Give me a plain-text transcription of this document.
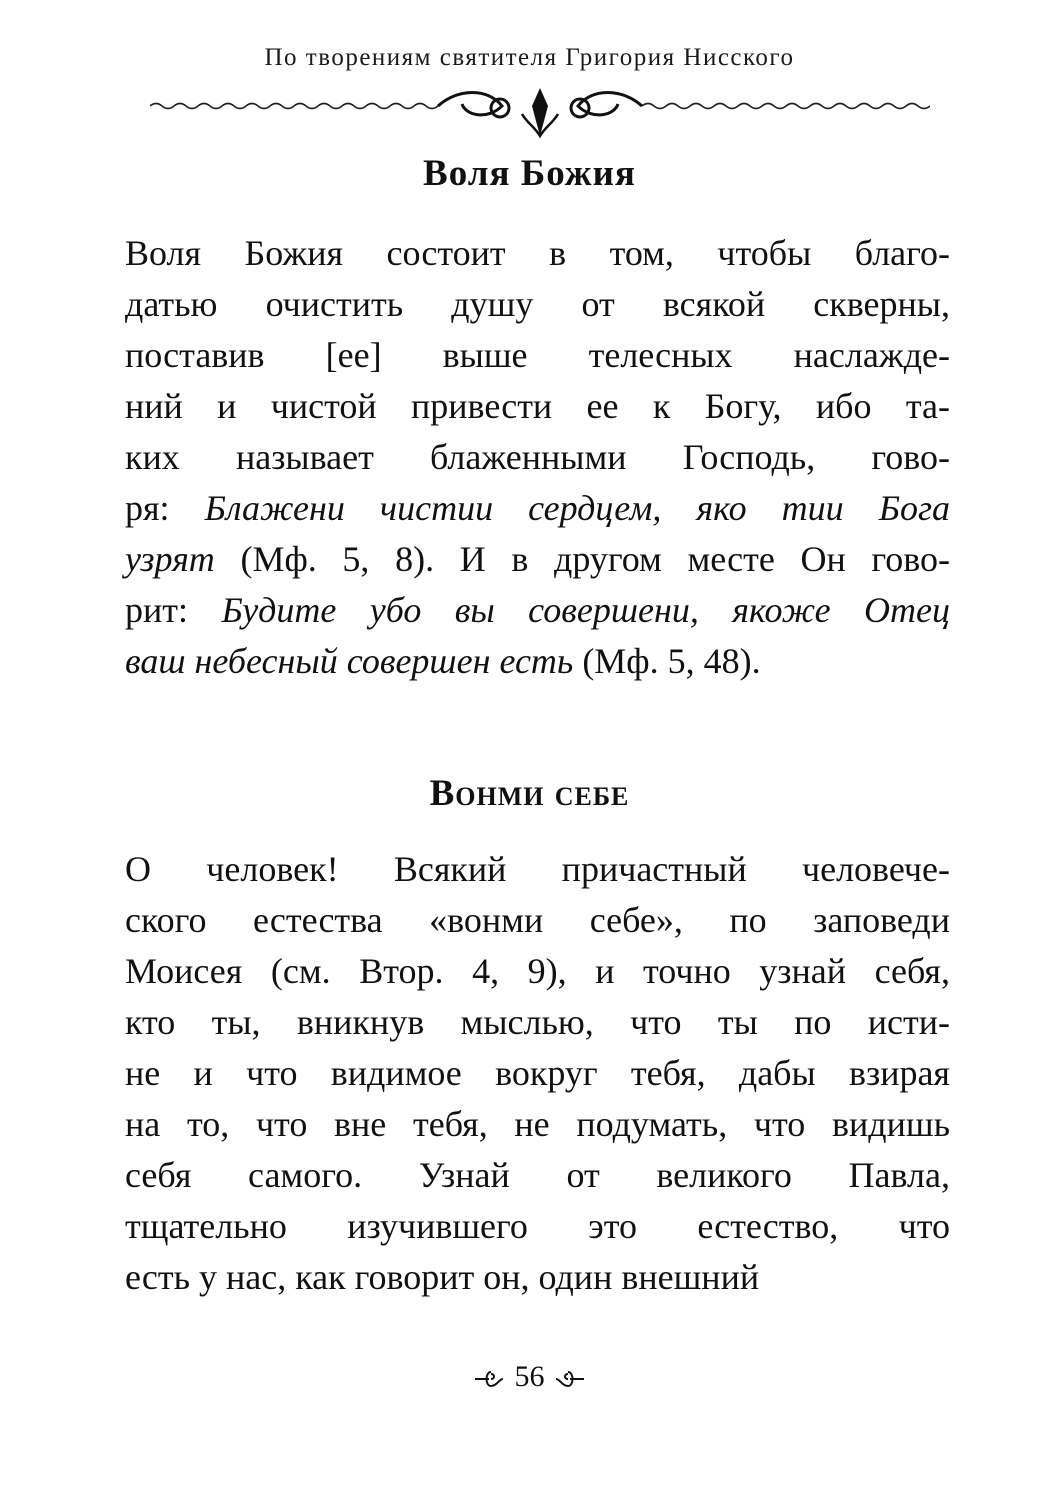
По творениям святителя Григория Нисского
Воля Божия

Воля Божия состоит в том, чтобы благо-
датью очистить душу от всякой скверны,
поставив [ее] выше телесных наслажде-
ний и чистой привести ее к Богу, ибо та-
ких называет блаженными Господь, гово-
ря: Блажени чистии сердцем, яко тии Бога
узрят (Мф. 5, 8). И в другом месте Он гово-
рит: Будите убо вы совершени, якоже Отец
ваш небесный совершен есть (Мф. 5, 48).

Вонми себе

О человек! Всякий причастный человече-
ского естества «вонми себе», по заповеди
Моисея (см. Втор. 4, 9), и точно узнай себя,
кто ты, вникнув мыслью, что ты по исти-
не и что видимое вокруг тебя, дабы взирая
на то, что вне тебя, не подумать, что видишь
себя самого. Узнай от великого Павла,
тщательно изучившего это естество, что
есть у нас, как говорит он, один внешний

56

____

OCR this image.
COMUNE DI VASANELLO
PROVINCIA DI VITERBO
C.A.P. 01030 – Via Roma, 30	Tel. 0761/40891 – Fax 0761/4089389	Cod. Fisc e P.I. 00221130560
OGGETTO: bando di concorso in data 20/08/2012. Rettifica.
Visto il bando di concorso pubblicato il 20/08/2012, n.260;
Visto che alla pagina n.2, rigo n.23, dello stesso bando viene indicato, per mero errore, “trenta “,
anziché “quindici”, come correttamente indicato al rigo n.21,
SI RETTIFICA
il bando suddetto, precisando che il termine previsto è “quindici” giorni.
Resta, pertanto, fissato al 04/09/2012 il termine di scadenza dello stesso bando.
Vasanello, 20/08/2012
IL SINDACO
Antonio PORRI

____

▶ **What the task requires**
List all lines where "rigo" occurs.

▶ **Worked solution**
Visto che alla pagina n.2, rigo n.23, dello stesso bando viene indicato, per mero errore, “trenta “,
anziché “quindici”, come correttamente indicato al rigo n.21,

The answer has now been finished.